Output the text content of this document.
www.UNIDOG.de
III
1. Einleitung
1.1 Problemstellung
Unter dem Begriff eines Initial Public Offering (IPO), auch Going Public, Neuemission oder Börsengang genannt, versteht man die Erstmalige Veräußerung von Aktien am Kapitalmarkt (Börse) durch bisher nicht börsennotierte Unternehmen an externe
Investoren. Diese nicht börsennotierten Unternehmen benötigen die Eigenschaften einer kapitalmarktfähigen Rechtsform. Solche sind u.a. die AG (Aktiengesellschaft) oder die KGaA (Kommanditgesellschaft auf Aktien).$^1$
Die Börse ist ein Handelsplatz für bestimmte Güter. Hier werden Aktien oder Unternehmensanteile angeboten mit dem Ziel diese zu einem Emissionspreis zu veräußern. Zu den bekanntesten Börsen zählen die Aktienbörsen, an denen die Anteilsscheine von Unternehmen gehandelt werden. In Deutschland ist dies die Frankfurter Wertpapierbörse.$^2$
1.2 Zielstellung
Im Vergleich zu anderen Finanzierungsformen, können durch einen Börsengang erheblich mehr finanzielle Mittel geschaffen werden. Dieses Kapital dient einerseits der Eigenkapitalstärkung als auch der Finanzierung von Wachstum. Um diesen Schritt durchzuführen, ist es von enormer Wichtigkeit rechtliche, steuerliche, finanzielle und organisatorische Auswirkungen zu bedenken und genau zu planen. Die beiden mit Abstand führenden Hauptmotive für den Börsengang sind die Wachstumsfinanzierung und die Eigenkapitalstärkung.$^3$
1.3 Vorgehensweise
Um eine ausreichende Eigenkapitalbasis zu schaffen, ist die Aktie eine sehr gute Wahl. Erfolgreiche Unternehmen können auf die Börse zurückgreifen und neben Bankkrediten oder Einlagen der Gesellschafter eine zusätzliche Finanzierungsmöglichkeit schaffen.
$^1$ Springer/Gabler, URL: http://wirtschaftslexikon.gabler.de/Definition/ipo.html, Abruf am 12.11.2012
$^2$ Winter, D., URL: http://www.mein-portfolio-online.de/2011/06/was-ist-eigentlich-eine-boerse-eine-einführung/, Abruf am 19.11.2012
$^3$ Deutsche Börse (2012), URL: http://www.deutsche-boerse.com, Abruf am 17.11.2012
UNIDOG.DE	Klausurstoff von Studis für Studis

■ WHAT NEEDS TO BE DONE ■
Repeat the data above exactly.

■ EXERCISE RESULT ■
Output the text content of this document.
www.UNIDOG.de
III
1. Einleitung
1.1 Problemstellung
Unter dem Begriff eines Initial Public Offering (IPO), auch Going Public, Neuemission oder Börsengang genannt, versteht man die Erstmalige Veräußerung von Aktien am Kapitalmarkt (Börse) durch bisher nicht börsennotierte Unternehmen an externe
Investoren. Diese nicht börsennotierten Unternehmen benötigen die Eigenschaften einer kapitalmarktfähigen Rechtsform. Solche sind u.a. die AG (Aktiengesellschaft) oder die KGaA (Kommanditgesellschaft auf Aktien).$^1$
Die Börse ist ein Handelsplatz für bestimmte Güter. Hier werden Aktien oder Unternehmensanteile angeboten mit dem Ziel diese zu einem Emissionspreis zu veräußern. Zu den bekanntesten Börsen zählen die Aktienbörsen, an denen die Anteilsscheine von Unternehmen gehandelt werden. In Deutschland ist dies die Frankfurter Wertpapierbörse.$^2$
1.2 Zielstellung
Im Vergleich zu anderen Finanzierungsformen, können durch einen Börsengang erheblich mehr finanzielle Mittel geschaffen werden. Dieses Kapital dient einerseits der Eigenkapitalstärkung als auch der Finanzierung von Wachstum. Um diesen Schritt durchzuführen, ist es von enormer Wichtigkeit rechtliche, steuerliche, finanzielle und organisatorische Auswirkungen zu bedenken und genau zu planen. Die beiden mit Abstand führenden Hauptmotive für den Börsengang sind die Wachstumsfinanzierung und die Eigenkapitalstärkung.$^3$
1.3 Vorgehensweise
Um eine ausreichende Eigenkapitalbasis zu schaffen, ist die Aktie eine sehr gute Wahl. Erfolgreiche Unternehmen können auf die Börse zurückgreifen und neben Bankkrediten oder Einlagen der Gesellschafter eine zusätzliche Finanzierungsmöglichkeit schaffen.
$^1$ Springer/Gabler, URL: http://wirtschaftslexikon.gabler.de/Definition/ipo.html, Abruf am 12.11.2012
$^2$ Winter, D., URL: http://www.mein-portfolio-online.de/2011/06/was-ist-eigentlich-eine-boerse-eine-einführung/, Abruf am 19.11.2012
$^3$ Deutsche Börse (2012), URL: http://www.deutsche-boerse.com, Abruf am 17.11.2012
UNIDOG.DE	Klausurstoff von Studis für Studis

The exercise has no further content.